Edit the rows below by changing each "item-number" to "item-no", keeping every other character the same.

################

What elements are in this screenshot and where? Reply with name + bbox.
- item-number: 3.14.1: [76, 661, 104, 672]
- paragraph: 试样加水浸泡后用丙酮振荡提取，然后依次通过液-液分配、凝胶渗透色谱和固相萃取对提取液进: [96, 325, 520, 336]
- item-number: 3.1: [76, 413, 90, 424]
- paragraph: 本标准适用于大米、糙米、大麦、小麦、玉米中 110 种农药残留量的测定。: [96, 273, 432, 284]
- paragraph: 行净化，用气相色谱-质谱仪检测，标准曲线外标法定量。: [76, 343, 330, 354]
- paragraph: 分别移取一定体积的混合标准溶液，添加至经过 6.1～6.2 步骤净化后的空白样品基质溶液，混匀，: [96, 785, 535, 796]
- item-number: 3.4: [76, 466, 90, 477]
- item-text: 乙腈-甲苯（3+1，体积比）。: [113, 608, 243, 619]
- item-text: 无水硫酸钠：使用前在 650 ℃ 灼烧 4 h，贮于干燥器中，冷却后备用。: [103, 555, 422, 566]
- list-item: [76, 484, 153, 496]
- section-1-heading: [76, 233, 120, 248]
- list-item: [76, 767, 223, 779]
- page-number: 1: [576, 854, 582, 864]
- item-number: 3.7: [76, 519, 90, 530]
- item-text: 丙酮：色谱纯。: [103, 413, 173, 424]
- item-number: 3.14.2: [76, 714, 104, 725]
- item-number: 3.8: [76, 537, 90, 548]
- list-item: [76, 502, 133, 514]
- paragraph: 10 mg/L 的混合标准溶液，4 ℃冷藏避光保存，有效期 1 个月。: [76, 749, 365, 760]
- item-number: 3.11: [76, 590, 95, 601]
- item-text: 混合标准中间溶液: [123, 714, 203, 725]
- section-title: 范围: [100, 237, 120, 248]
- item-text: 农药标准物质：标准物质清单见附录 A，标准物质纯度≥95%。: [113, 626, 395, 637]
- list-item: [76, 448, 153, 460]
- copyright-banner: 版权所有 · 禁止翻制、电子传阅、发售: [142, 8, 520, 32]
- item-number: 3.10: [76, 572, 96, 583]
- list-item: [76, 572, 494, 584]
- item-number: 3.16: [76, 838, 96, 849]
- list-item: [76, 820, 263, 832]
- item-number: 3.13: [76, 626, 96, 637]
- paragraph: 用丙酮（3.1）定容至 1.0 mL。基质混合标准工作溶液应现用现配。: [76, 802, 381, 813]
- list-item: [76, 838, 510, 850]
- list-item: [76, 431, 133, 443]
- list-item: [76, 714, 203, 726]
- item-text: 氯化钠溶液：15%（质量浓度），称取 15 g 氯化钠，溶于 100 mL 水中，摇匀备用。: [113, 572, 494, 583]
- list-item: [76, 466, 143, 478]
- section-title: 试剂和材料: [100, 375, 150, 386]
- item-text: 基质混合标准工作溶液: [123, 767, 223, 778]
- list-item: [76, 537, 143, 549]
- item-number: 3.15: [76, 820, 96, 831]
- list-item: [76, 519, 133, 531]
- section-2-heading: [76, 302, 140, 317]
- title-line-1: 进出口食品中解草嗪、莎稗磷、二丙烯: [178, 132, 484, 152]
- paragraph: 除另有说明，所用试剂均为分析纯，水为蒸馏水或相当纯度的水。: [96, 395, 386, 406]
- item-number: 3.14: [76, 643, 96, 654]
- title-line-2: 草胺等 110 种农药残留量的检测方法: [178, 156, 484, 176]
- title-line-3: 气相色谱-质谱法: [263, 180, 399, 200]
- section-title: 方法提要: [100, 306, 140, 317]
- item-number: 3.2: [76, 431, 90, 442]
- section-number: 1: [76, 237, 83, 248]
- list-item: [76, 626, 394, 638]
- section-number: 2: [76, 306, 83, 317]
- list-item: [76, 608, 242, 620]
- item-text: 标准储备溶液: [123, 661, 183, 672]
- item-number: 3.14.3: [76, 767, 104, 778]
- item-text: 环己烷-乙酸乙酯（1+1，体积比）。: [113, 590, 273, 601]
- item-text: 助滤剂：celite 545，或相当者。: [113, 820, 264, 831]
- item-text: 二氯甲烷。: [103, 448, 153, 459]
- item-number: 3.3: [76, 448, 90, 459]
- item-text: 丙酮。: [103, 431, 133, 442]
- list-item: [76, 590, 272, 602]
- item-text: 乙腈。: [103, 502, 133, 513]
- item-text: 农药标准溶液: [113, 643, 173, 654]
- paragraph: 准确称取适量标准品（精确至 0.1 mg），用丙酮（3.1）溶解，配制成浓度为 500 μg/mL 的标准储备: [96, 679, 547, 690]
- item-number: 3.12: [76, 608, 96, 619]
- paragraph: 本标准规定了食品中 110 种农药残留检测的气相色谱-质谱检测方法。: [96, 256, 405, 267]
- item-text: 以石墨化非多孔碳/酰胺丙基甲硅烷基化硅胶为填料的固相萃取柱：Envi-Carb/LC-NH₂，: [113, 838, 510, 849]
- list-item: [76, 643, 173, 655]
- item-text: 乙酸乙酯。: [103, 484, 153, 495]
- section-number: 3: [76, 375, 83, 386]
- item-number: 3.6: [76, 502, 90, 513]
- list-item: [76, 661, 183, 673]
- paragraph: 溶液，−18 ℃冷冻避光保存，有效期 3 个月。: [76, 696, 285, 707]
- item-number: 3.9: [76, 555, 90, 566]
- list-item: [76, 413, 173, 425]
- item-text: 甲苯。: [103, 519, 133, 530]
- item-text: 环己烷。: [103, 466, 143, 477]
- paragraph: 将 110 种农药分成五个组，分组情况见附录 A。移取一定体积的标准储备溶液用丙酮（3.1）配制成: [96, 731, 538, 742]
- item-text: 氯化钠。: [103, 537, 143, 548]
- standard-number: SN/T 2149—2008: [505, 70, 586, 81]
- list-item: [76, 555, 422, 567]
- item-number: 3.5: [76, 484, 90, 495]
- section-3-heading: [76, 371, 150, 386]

################

*Output below:*
What elements are in this screenshot and where? Reply with name + bbox.
- item-no: 3.14.1: [76, 661, 104, 672]
- paragraph: 试样加水浸泡后用丙酮振荡提取，然后依次通过液-液分配、凝胶渗透色谱和固相萃取对提取液进: [96, 325, 520, 336]
- item-no: 3.1: [76, 413, 90, 424]
- paragraph: 本标准适用于大米、糙米、大麦、小麦、玉米中 110 种农药残留量的测定。: [96, 273, 432, 284]
- paragraph: 行净化，用气相色谱-质谱仪检测，标准曲线外标法定量。: [76, 343, 330, 354]
- paragraph: 分别移取一定体积的混合标准溶液，添加至经过 6.1～6.2 步骤净化后的空白样品基质溶液，混匀，: [96, 785, 535, 796]
- item-no: 3.4: [76, 466, 90, 477]
- item-text: 乙腈-甲苯（3+1，体积比）。: [113, 608, 243, 619]
- item-text: 无水硫酸钠：使用前在 650 ℃ 灼烧 4 h，贮于干燥器中，冷却后备用。: [103, 555, 422, 566]
- list-item: [76, 484, 153, 496]
- section-1-heading: [76, 233, 120, 248]
- list-item: [76, 767, 223, 779]
- page-number: 1: [576, 854, 582, 864]
- item-no: 3.7: [76, 519, 90, 530]
- item-text: 丙酮：色谱纯。: [103, 413, 173, 424]
- item-no: 3.14.2: [76, 714, 104, 725]
- item-no: 3.8: [76, 537, 90, 548]
- list-item: [76, 502, 133, 514]
- paragraph: 10 mg/L 的混合标准溶液，4 ℃冷藏避光保存，有效期 1 个月。: [76, 749, 365, 760]
- item-no: 3.11: [76, 590, 95, 601]
- item-text: 混合标准中间溶液: [123, 714, 203, 725]
- section-title: 范围: [100, 237, 120, 248]
- item-text: 农药标准物质：标准物质清单见附录 A，标准物质纯度≥95%。: [113, 626, 395, 637]
- list-item: [76, 448, 153, 460]
- copyright-banner: 版权所有 · 禁止翻制、电子传阅、发售: [142, 8, 520, 32]
- item-no: 3.10: [76, 572, 96, 583]
- list-item: [76, 572, 494, 584]
- item-no: 3.16: [76, 838, 96, 849]
- list-item: [76, 820, 263, 832]
- item-no: 3.13: [76, 626, 96, 637]
- paragraph: 用丙酮（3.1）定容至 1.0 mL。基质混合标准工作溶液应现用现配。: [76, 802, 381, 813]
- list-item: [76, 838, 510, 850]
- list-item: [76, 431, 133, 443]
- list-item: [76, 714, 203, 726]
- item-text: 氯化钠溶液：15%（质量浓度），称取 15 g 氯化钠，溶于 100 mL 水中，摇匀备用。: [113, 572, 494, 583]
- list-item: [76, 466, 143, 478]
- section-title: 试剂和材料: [100, 375, 150, 386]
- item-text: 基质混合标准工作溶液: [123, 767, 223, 778]
- list-item: [76, 537, 143, 549]
- item-no: 3.15: [76, 820, 96, 831]
- list-item: [76, 519, 133, 531]
- section-2-heading: [76, 302, 140, 317]
- title-line-1: 进出口食品中解草嗪、莎稗磷、二丙烯: [178, 132, 484, 152]
- paragraph: 除另有说明，所用试剂均为分析纯，水为蒸馏水或相当纯度的水。: [96, 395, 386, 406]
- item-no: 3.14: [76, 643, 96, 654]
- title-line-2: 草胺等 110 种农药残留量的检测方法: [178, 156, 484, 176]
- title-line-3: 气相色谱-质谱法: [263, 180, 399, 200]
- section-title: 方法提要: [100, 306, 140, 317]
- item-no: 3.2: [76, 431, 90, 442]
- section-number: 1: [76, 237, 83, 248]
- list-item: [76, 626, 394, 638]
- section-number: 2: [76, 306, 83, 317]
- list-item: [76, 608, 242, 620]
- item-text: 标准储备溶液: [123, 661, 183, 672]
- item-no: 3.14.3: [76, 767, 104, 778]
- item-text: 环己烷-乙酸乙酯（1+1，体积比）。: [113, 590, 273, 601]
- item-text: 助滤剂：celite 545，或相当者。: [113, 820, 264, 831]
- item-text: 二氯甲烷。: [103, 448, 153, 459]
- item-no: 3.3: [76, 448, 90, 459]
- item-text: 丙酮。: [103, 431, 133, 442]
- list-item: [76, 590, 272, 602]
- item-text: 乙腈。: [103, 502, 133, 513]
- item-text: 农药标准溶液: [113, 643, 173, 654]
- paragraph: 准确称取适量标准品（精确至 0.1 mg），用丙酮（3.1）溶解，配制成浓度为 500 μg/mL 的标准储备: [96, 679, 547, 690]
- item-no: 3.12: [76, 608, 96, 619]
- paragraph: 本标准规定了食品中 110 种农药残留检测的气相色谱-质谱检测方法。: [96, 256, 405, 267]
- item-text: 以石墨化非多孔碳/酰胺丙基甲硅烷基化硅胶为填料的固相萃取柱：Envi-Carb/LC-NH₂，: [113, 838, 510, 849]
- list-item: [76, 643, 173, 655]
- item-text: 乙酸乙酯。: [103, 484, 153, 495]
- section-number: 3: [76, 375, 83, 386]
- item-no: 3.6: [76, 502, 90, 513]
- list-item: [76, 661, 183, 673]
- paragraph: 溶液，−18 ℃冷冻避光保存，有效期 3 个月。: [76, 696, 285, 707]
- item-no: 3.9: [76, 555, 90, 566]
- list-item: [76, 413, 173, 425]
- item-text: 甲苯。: [103, 519, 133, 530]
- item-text: 环己烷。: [103, 466, 143, 477]
- paragraph: 将 110 种农药分成五个组，分组情况见附录 A。移取一定体积的标准储备溶液用丙酮（3.1）配制成: [96, 731, 538, 742]
- item-text: 氯化钠。: [103, 537, 143, 548]
- standard-number: SN/T 2149—2008: [505, 70, 586, 81]
- list-item: [76, 555, 422, 567]
- item-no: 3.5: [76, 484, 90, 495]
- section-3-heading: [76, 371, 150, 386]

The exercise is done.